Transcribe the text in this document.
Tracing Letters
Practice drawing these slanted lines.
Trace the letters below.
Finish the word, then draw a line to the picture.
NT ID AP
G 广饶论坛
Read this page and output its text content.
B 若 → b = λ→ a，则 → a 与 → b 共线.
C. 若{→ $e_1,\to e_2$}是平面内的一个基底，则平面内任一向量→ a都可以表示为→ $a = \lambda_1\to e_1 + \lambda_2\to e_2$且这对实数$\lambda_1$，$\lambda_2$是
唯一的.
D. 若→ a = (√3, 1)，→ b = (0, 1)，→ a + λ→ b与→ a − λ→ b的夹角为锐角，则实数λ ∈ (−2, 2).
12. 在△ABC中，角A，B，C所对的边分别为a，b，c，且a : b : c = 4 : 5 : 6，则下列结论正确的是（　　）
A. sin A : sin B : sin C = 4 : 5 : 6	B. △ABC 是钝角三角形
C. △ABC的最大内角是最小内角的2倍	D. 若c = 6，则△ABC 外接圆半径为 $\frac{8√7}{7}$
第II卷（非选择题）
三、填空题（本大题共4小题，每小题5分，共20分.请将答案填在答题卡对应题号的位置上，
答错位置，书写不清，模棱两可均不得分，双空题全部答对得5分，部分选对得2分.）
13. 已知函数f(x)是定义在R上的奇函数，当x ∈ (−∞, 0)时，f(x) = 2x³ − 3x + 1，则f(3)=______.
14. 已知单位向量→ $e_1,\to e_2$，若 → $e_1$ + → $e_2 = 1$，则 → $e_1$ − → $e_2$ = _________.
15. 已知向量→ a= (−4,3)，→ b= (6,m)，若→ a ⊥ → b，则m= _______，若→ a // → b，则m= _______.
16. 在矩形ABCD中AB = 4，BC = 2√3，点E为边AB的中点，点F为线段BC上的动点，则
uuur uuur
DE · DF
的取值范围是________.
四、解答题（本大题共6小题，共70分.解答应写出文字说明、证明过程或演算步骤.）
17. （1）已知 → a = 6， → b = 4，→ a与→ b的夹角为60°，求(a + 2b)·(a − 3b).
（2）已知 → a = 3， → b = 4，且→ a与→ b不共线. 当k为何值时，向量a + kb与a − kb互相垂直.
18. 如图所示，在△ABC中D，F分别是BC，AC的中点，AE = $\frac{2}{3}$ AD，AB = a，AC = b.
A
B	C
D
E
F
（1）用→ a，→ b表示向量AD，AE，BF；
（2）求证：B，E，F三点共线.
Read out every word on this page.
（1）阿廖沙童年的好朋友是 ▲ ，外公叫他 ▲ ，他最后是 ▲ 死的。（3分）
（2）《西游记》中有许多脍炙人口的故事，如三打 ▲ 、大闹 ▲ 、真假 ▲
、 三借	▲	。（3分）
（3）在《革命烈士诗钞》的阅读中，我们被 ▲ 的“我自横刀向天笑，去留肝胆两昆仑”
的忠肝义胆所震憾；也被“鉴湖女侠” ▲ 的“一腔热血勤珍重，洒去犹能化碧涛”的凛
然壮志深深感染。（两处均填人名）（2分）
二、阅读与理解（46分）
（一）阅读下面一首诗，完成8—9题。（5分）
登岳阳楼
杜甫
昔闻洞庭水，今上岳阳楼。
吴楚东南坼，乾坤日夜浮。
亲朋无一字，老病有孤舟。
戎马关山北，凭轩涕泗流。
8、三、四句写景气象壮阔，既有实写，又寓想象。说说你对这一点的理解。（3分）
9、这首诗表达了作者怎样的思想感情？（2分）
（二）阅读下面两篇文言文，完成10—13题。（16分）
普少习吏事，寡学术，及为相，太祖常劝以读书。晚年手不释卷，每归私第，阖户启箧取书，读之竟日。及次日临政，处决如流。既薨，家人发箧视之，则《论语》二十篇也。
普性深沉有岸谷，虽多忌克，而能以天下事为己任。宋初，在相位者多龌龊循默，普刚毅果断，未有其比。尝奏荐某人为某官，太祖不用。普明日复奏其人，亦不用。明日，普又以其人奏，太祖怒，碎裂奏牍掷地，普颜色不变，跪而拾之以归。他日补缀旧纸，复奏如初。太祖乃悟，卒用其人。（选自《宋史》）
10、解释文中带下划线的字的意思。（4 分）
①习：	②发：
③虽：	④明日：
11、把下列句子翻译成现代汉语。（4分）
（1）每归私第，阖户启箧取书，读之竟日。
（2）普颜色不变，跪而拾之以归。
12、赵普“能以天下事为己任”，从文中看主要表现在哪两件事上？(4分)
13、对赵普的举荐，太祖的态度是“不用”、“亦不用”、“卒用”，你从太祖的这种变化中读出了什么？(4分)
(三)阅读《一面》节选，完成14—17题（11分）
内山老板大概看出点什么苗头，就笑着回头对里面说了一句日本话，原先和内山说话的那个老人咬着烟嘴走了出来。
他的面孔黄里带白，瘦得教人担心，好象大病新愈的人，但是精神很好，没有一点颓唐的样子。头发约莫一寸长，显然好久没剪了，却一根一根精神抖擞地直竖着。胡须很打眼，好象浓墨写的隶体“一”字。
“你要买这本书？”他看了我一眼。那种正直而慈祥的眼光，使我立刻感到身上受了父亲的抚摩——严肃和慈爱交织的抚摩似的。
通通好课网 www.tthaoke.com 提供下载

——————————

Output the entries exactly.

Transcribe the text in this document.
Tracing Letters
Practice drawing these slanted lines.
Trace the letters below.
Finish the word, then draw a line to the picture.
NT ID AP
G 广饶论坛
Read this page and output its text content.
B 若 → b = λ→ a，则 → a 与 → b 共线.
C. 若{→ $e_1,\to e_2$}是平面内的一个基底，则平面内任一向量→ a都可以表示为→ $a = \lambda_1\to e_1 + \lambda_2\to e_2$且这对实数$\lambda_1$，$\lambda_2$是
唯一的.
D. 若→ a = (√3, 1)，→ b = (0, 1)，→ a + λ→ b与→ a − λ→ b的夹角为锐角，则实数λ ∈ (−2, 2).
12. 在△ABC中，角A，B，C所对的边分别为a，b，c，且a : b : c = 4 : 5 : 6，则下列结论正确的是（　　）
A. sin A : sin B : sin C = 4 : 5 : 6	B. △ABC 是钝角三角形
C. △ABC的最大内角是最小内角的2倍	D. 若c = 6，则△ABC 外接圆半径为 $\frac{8√7}{7}$
第II卷（非选择题）
三、填空题（本大题共4小题，每小题5分，共20分.请将答案填在答题卡对应题号的位置上，
答错位置，书写不清，模棱两可均不得分，双空题全部答对得5分，部分选对得2分.）
13. 已知函数f(x)是定义在R上的奇函数，当x ∈ (−∞, 0)时，f(x) = 2x³ − 3x + 1，则f(3)=______.
14. 已知单位向量→ $e_1,\to e_2$，若 → $e_1$ + → $e_2 = 1$，则 → $e_1$ − → $e_2$ = _________.
15. 已知向量→ a= (−4,3)，→ b= (6,m)，若→ a ⊥ → b，则m= _______，若→ a // → b，则m= _______.
16. 在矩形ABCD中AB = 4，BC = 2√3，点E为边AB的中点，点F为线段BC上的动点，则
uuur uuur
DE · DF
的取值范围是________.
四、解答题（本大题共6小题，共70分.解答应写出文字说明、证明过程或演算步骤.）
17. （1）已知 → a = 6， → b = 4，→ a与→ b的夹角为60°，求(a + 2b)·(a − 3b).
（2）已知 → a = 3， → b = 4，且→ a与→ b不共线. 当k为何值时，向量a + kb与a − kb互相垂直.
18. 如图所示，在△ABC中D，F分别是BC，AC的中点，AE = $\frac{2}{3}$ AD，AB = a，AC = b.
A
B	C
D
E
F
（1）用→ a，→ b表示向量AD，AE，BF；
（2）求证：B，E，F三点共线.
Read out every word on this page.
（1）阿廖沙童年的好朋友是 ▲ ，外公叫他 ▲ ，他最后是 ▲ 死的。（3分）
（2）《西游记》中有许多脍炙人口的故事，如三打 ▲ 、大闹 ▲ 、真假 ▲
、 三借	▲	。（3分）
（3）在《革命烈士诗钞》的阅读中，我们被 ▲ 的“我自横刀向天笑，去留肝胆两昆仑”
的忠肝义胆所震憾；也被“鉴湖女侠” ▲ 的“一腔热血勤珍重，洒去犹能化碧涛”的凛
然壮志深深感染。（两处均填人名）（2分）
二、阅读与理解（46分）
（一）阅读下面一首诗，完成8—9题。（5分）
登岳阳楼
杜甫
昔闻洞庭水，今上岳阳楼。
吴楚东南坼，乾坤日夜浮。
亲朋无一字，老病有孤舟。
戎马关山北，凭轩涕泗流。
8、三、四句写景气象壮阔，既有实写，又寓想象。说说你对这一点的理解。（3分）
9、这首诗表达了作者怎样的思想感情？（2分）
（二）阅读下面两篇文言文，完成10—13题。（16分）
普少习吏事，寡学术，及为相，太祖常劝以读书。晚年手不释卷，每归私第，阖户启箧取书，读之竟日。及次日临政，处决如流。既薨，家人发箧视之，则《论语》二十篇也。
普性深沉有岸谷，虽多忌克，而能以天下事为己任。宋初，在相位者多龌龊循默，普刚毅果断，未有其比。尝奏荐某人为某官，太祖不用。普明日复奏其人，亦不用。明日，普又以其人奏，太祖怒，碎裂奏牍掷地，普颜色不变，跪而拾之以归。他日补缀旧纸，复奏如初。太祖乃悟，卒用其人。（选自《宋史》）
10、解释文中带下划线的字的意思。（4 分）
①习：	②发：
③虽：	④明日：
11、把下列句子翻译成现代汉语。（4分）
（1）每归私第，阖户启箧取书，读之竟日。
（2）普颜色不变，跪而拾之以归。
12、赵普“能以天下事为己任”，从文中看主要表现在哪两件事上？(4分)
13、对赵普的举荐，太祖的态度是“不用”、“亦不用”、“卒用”，你从太祖的这种变化中读出了什么？(4分)
(三)阅读《一面》节选，完成14—17题（11分）
内山老板大概看出点什么苗头，就笑着回头对里面说了一句日本话，原先和内山说话的那个老人咬着烟嘴走了出来。
他的面孔黄里带白，瘦得教人担心，好象大病新愈的人，但是精神很好，没有一点颓唐的样子。头发约莫一寸长，显然好久没剪了，却一根一根精神抖擞地直竖着。胡须很打眼，好象浓墨写的隶体“一”字。
“你要买这本书？”他看了我一眼。那种正直而慈祥的眼光，使我立刻感到身上受了父亲的抚摩——严肃和慈爱交织的抚摩似的。
通通好课网 www.tthaoke.com 提供下载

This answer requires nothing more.